» **Task goal**
Exactly reproduce each entry, leaving out nothing.

» **Source material**
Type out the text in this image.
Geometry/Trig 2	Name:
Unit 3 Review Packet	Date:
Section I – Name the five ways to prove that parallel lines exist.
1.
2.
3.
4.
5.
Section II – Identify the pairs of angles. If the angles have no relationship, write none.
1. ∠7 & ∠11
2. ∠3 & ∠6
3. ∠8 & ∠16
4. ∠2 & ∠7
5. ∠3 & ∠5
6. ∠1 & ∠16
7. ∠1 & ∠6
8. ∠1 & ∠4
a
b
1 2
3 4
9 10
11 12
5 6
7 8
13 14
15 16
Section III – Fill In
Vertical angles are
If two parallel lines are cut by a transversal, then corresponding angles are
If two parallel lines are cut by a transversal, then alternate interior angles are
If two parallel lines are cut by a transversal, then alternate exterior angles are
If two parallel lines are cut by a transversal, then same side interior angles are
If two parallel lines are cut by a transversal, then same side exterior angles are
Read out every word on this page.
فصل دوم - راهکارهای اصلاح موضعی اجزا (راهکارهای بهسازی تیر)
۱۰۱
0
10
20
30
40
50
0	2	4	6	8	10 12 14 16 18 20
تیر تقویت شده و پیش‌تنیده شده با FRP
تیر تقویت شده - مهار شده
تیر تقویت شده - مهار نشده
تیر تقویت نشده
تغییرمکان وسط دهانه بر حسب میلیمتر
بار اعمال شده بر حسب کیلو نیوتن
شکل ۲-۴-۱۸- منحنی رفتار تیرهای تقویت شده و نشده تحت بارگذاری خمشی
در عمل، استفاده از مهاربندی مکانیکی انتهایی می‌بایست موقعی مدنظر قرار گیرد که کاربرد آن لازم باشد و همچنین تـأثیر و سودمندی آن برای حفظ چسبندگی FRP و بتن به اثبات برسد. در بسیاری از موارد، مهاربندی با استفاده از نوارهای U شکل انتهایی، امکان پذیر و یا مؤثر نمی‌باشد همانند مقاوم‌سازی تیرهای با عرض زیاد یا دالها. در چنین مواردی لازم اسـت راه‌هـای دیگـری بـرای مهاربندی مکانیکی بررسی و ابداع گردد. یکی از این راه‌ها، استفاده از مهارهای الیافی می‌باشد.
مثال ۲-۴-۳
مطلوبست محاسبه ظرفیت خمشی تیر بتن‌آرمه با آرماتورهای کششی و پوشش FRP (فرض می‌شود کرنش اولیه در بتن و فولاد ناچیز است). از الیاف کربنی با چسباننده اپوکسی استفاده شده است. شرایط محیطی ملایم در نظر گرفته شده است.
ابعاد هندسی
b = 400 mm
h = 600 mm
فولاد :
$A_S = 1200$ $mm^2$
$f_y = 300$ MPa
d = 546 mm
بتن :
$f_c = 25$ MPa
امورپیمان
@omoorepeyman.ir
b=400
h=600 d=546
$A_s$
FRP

» **Result**
Type out the text in this image.
Geometry/Trig 2	Name:
Unit 3 Review Packet	Date:
Section I – Name the five ways to prove that parallel lines exist.
1.
2.
3.
4.
5.
Section II – Identify the pairs of angles. If the angles have no relationship, write none.
1. ∠7 & ∠11
2. ∠3 & ∠6
3. ∠8 & ∠16
4. ∠2 & ∠7
5. ∠3 & ∠5
6. ∠1 & ∠16
7. ∠1 & ∠6
8. ∠1 & ∠4
a
b
1 2
3 4
9 10
11 12
5 6
7 8
13 14
15 16
Section III – Fill In
Vertical angles are
If two parallel lines are cut by a transversal, then corresponding angles are
If two parallel lines are cut by a transversal, then alternate interior angles are
If two parallel lines are cut by a transversal, then alternate exterior angles are
If two parallel lines are cut by a transversal, then same side interior angles are
If two parallel lines are cut by a transversal, then same side exterior angles are
Read out every word on this page.
فصل دوم - راهکارهای اصلاح موضعی اجزا (راهکارهای بهسازی تیر)
۱۰۱
0
10
20
30
40
50
0	2	4	6	8	10 12 14 16 18 20
تیر تقویت شده و پیش‌تنیده شده با FRP
تیر تقویت شده - مهار شده
تیر تقویت شده - مهار نشده
تیر تقویت نشده
تغییرمکان وسط دهانه بر حسب میلیمتر
بار اعمال شده بر حسب کیلو نیوتن
شکل ۲-۴-۱۸- منحنی رفتار تیرهای تقویت شده و نشده تحت بارگذاری خمشی
در عمل، استفاده از مهاربندی مکانیکی انتهایی می‌بایست موقعی مدنظر قرار گیرد که کاربرد آن لازم باشد و همچنین تـأثیر و سودمندی آن برای حفظ چسبندگی FRP و بتن به اثبات برسد. در بسیاری از موارد، مهاربندی با استفاده از نوارهای U شکل انتهایی، امکان پذیر و یا مؤثر نمی‌باشد همانند مقاوم‌سازی تیرهای با عرض زیاد یا دالها. در چنین مواردی لازم اسـت راه‌هـای دیگـری بـرای مهاربندی مکانیکی بررسی و ابداع گردد. یکی از این راه‌ها، استفاده از مهارهای الیافی می‌باشد.
مثال ۲-۴-۳
مطلوبست محاسبه ظرفیت خمشی تیر بتن‌آرمه با آرماتورهای کششی و پوشش FRP (فرض می‌شود کرنش اولیه در بتن و فولاد ناچیز است). از الیاف کربنی با چسباننده اپوکسی استفاده شده است. شرایط محیطی ملایم در نظر گرفته شده است.
ابعاد هندسی
b = 400 mm
h = 600 mm
فولاد :
$A_S = 1200$ $mm^2$
$f_y = 300$ MPa
d = 546 mm
بتن :
$f_c = 25$ MPa
امورپیمان
@omoorepeyman.ir
b=400
h=600 d=546
$A_s$
FRP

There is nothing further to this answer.